Retype all of the data. Every line must match exactly.
· · · · ·
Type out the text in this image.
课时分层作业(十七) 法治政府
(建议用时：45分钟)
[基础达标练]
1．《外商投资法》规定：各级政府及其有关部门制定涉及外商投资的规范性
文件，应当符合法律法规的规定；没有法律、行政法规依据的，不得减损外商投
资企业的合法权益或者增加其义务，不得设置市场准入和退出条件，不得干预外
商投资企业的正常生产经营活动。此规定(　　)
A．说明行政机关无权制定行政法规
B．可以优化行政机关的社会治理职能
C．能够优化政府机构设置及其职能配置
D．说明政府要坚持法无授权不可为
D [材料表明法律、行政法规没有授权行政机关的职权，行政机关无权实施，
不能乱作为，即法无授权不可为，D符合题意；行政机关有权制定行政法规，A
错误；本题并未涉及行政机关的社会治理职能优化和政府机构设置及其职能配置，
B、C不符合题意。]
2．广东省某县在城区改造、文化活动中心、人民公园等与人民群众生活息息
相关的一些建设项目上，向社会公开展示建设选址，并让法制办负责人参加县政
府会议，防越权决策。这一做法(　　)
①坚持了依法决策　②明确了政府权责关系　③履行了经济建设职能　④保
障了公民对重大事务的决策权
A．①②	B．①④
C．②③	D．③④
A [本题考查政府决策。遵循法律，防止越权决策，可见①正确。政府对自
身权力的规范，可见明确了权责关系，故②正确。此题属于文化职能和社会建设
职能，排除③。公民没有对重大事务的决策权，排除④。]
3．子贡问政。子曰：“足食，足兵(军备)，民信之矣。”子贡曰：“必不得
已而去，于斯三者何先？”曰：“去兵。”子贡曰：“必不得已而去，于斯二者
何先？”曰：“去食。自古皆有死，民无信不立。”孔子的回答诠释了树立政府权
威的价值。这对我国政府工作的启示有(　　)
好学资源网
· · · · ·
OUTPUT OF THE EXERCISE
Type out the text in this image.
课时分层作业(十七) 法治政府
(建议用时：45分钟)
[基础达标练]
1．《外商投资法》规定：各级政府及其有关部门制定涉及外商投资的规范性
文件，应当符合法律法规的规定；没有法律、行政法规依据的，不得减损外商投
资企业的合法权益或者增加其义务，不得设置市场准入和退出条件，不得干预外
商投资企业的正常生产经营活动。此规定(　　)
A．说明行政机关无权制定行政法规
B．可以优化行政机关的社会治理职能
C．能够优化政府机构设置及其职能配置
D．说明政府要坚持法无授权不可为
D [材料表明法律、行政法规没有授权行政机关的职权，行政机关无权实施，
不能乱作为，即法无授权不可为，D符合题意；行政机关有权制定行政法规，A
错误；本题并未涉及行政机关的社会治理职能优化和政府机构设置及其职能配置，
B、C不符合题意。]
2．广东省某县在城区改造、文化活动中心、人民公园等与人民群众生活息息
相关的一些建设项目上，向社会公开展示建设选址，并让法制办负责人参加县政
府会议，防越权决策。这一做法(　　)
①坚持了依法决策　②明确了政府权责关系　③履行了经济建设职能　④保
障了公民对重大事务的决策权
A．①②	B．①④
C．②③	D．③④
A [本题考查政府决策。遵循法律，防止越权决策，可见①正确。政府对自
身权力的规范，可见明确了权责关系，故②正确。此题属于文化职能和社会建设
职能，排除③。公民没有对重大事务的决策权，排除④。]
3．子贡问政。子曰：“足食，足兵(军备)，民信之矣。”子贡曰：“必不得
已而去，于斯三者何先？”曰：“去兵。”子贡曰：“必不得已而去，于斯二者
何先？”曰：“去食。自古皆有死，民无信不立。”孔子的回答诠释了树立政府权
威的价值。这对我国政府工作的启示有(　　)
好学资源网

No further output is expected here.